>>>

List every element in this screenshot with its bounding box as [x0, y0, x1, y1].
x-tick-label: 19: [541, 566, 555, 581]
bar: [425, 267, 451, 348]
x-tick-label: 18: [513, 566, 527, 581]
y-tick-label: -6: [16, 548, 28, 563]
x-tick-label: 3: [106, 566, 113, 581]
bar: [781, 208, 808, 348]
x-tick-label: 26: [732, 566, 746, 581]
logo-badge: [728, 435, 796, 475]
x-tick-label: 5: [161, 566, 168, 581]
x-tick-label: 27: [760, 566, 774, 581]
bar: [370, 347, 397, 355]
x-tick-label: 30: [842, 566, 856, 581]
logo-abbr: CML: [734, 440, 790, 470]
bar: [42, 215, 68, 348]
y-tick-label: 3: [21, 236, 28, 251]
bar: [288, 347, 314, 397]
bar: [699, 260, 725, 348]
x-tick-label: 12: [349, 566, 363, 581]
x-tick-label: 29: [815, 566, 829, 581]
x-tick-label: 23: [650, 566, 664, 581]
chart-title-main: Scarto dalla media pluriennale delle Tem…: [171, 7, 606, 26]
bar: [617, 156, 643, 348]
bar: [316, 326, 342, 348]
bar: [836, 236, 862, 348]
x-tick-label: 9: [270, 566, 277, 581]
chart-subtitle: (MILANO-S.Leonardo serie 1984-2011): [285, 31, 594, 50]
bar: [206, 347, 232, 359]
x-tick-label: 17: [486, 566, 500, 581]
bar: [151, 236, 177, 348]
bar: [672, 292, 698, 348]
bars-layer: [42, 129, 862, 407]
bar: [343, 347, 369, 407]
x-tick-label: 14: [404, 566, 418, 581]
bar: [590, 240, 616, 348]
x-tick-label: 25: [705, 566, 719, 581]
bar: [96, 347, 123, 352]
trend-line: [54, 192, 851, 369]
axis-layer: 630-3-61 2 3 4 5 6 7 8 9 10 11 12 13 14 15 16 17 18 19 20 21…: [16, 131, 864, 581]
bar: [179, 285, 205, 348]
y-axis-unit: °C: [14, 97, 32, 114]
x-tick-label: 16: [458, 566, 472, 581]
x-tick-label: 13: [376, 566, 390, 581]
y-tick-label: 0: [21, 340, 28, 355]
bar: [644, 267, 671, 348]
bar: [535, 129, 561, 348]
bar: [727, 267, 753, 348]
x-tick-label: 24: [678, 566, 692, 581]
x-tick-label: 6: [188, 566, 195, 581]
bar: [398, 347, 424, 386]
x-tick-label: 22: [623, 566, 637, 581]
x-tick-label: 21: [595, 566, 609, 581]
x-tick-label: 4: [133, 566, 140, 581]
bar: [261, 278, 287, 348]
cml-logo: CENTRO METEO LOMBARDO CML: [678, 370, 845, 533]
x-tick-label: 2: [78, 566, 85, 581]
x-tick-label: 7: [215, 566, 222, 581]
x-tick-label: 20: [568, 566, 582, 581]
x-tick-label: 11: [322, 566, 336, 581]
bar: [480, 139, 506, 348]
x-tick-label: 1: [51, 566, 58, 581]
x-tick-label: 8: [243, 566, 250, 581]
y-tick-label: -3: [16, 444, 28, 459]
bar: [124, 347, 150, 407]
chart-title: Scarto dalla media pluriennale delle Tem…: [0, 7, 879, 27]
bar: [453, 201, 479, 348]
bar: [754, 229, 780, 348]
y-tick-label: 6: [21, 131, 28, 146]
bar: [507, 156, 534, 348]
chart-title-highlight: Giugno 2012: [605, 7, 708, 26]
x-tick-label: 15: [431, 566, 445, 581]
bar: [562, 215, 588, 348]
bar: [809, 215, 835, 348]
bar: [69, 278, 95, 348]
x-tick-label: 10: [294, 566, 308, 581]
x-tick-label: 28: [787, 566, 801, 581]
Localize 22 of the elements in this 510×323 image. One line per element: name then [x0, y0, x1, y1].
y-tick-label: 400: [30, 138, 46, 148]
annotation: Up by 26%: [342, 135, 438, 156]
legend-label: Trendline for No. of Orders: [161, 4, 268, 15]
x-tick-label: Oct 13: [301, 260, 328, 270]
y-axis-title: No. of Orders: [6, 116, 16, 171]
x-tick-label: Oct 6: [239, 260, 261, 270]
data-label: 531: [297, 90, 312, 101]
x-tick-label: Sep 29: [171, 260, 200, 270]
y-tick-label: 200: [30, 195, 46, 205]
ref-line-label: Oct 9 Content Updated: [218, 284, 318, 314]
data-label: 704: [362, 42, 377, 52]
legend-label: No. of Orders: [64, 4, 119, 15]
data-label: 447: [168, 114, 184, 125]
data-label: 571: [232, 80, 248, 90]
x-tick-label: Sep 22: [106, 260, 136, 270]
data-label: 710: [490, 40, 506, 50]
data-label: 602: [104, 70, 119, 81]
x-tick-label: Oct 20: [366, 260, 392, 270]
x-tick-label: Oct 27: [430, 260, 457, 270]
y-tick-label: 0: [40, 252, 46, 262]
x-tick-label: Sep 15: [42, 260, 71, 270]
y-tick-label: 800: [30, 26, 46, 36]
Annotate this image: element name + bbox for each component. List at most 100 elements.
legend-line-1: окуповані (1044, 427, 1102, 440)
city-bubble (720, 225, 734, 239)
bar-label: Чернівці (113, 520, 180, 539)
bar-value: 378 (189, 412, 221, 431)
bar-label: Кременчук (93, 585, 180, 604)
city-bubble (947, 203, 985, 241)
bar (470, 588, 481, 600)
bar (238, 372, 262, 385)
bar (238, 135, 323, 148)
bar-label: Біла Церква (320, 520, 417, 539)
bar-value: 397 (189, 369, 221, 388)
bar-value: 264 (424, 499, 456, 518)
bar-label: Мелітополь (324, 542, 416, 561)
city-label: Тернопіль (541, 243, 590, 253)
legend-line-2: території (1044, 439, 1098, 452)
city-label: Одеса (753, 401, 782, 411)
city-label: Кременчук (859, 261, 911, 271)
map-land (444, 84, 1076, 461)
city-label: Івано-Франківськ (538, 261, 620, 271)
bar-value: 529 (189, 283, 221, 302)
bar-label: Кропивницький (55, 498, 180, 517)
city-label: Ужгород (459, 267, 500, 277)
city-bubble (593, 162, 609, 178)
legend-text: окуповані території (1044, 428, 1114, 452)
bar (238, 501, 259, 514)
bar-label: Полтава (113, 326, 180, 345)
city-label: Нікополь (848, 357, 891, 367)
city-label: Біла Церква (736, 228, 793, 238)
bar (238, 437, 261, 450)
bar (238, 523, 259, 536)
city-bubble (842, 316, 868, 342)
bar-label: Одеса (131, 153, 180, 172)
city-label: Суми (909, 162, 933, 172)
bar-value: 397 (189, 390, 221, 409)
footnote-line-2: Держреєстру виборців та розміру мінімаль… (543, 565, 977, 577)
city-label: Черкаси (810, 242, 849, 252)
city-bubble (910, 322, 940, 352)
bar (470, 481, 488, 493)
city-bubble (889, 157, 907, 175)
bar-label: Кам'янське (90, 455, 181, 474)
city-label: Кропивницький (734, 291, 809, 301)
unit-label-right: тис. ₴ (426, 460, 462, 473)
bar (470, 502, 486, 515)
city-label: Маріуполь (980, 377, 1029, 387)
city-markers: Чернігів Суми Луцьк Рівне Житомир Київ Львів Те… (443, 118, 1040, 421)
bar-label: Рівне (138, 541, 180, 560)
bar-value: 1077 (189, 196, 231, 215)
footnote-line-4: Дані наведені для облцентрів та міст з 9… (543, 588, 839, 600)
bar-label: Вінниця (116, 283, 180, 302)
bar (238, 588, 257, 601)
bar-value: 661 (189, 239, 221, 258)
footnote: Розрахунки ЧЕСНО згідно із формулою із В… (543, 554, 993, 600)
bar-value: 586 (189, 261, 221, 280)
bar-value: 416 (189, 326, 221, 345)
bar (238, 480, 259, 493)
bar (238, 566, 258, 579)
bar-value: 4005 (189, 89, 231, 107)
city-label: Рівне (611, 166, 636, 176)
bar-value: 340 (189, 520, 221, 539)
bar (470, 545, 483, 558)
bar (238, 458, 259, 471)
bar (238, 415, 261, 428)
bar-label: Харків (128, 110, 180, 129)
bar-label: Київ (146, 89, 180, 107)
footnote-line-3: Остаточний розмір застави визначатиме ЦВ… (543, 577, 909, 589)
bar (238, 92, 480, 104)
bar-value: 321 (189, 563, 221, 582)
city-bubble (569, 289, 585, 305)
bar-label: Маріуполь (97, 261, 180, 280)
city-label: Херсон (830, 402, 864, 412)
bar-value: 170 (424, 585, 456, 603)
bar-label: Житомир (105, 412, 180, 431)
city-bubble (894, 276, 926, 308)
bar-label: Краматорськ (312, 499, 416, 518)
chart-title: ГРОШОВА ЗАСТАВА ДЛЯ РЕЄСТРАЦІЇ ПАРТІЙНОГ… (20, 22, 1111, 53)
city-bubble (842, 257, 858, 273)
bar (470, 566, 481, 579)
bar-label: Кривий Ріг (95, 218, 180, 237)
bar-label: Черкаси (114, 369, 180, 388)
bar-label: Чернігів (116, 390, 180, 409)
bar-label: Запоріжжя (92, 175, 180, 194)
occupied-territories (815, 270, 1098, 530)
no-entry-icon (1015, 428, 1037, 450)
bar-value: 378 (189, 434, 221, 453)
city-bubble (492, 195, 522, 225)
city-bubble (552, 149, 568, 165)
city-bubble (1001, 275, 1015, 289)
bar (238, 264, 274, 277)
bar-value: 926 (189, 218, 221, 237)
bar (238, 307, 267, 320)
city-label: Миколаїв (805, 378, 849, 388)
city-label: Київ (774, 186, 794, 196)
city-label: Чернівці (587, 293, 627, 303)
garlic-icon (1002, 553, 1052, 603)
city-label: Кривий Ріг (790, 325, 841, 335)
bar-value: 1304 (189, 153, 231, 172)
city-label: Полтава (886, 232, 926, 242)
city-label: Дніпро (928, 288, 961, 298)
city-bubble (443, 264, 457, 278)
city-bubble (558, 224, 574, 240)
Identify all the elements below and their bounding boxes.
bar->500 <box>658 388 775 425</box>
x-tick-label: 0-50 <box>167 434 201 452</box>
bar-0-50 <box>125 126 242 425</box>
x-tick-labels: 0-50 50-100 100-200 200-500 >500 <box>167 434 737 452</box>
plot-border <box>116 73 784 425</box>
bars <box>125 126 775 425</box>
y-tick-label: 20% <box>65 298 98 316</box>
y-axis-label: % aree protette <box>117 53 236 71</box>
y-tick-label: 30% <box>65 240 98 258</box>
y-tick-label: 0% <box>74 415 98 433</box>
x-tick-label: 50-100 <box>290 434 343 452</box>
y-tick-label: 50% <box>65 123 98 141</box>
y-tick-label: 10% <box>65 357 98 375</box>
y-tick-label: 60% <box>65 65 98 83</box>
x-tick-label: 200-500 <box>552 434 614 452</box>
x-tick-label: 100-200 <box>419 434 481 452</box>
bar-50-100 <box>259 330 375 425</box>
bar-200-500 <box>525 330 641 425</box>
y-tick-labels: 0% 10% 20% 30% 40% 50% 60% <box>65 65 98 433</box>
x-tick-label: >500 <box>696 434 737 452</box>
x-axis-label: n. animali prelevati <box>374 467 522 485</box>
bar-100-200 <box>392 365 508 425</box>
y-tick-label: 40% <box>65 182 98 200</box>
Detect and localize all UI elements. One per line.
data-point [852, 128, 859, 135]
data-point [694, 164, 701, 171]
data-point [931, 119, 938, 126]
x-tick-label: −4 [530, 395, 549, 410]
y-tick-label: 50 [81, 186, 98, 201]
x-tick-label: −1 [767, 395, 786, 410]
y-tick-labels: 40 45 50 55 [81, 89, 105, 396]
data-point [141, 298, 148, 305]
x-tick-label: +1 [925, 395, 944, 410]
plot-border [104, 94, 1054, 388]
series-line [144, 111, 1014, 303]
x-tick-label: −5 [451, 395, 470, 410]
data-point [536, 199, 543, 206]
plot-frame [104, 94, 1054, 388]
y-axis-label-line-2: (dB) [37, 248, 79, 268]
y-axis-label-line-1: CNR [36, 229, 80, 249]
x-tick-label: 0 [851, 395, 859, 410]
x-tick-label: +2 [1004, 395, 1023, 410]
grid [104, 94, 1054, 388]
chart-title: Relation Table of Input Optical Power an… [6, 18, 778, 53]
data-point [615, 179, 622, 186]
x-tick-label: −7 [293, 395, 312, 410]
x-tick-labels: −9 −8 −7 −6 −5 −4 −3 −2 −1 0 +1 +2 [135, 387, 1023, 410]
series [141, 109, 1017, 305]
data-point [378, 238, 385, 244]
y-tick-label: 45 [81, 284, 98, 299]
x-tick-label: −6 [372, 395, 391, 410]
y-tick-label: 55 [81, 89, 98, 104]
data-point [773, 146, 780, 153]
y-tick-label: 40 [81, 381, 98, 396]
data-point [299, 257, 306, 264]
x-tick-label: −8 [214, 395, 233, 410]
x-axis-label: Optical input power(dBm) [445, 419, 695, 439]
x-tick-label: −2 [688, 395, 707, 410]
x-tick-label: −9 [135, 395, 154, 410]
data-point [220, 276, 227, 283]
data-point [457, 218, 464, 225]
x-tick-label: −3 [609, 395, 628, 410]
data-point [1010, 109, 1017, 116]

<<<

What is being asked:
Copy the lines word for word, starting at the first line and ending at the line that contains "bar: [699, 260, 725, 348]", with both of those lines included.

Correct response:
List every element in this screenshot with its bounding box as [x0, y0, x1, y1].
x-tick-label: 19: [541, 566, 555, 581]
bar: [425, 267, 451, 348]
x-tick-label: 18: [513, 566, 527, 581]
y-tick-label: -6: [16, 548, 28, 563]
x-tick-label: 3: [106, 566, 113, 581]
bar: [781, 208, 808, 348]
x-tick-label: 26: [732, 566, 746, 581]
logo-badge: [728, 435, 796, 475]
x-tick-label: 5: [161, 566, 168, 581]
x-tick-label: 27: [760, 566, 774, 581]
bar: [370, 347, 397, 355]
x-tick-label: 30: [842, 566, 856, 581]
logo-abbr: CML: [734, 440, 790, 470]
bar: [42, 215, 68, 348]
y-tick-label: 3: [21, 236, 28, 251]
bar: [288, 347, 314, 397]
bar: [699, 260, 725, 348]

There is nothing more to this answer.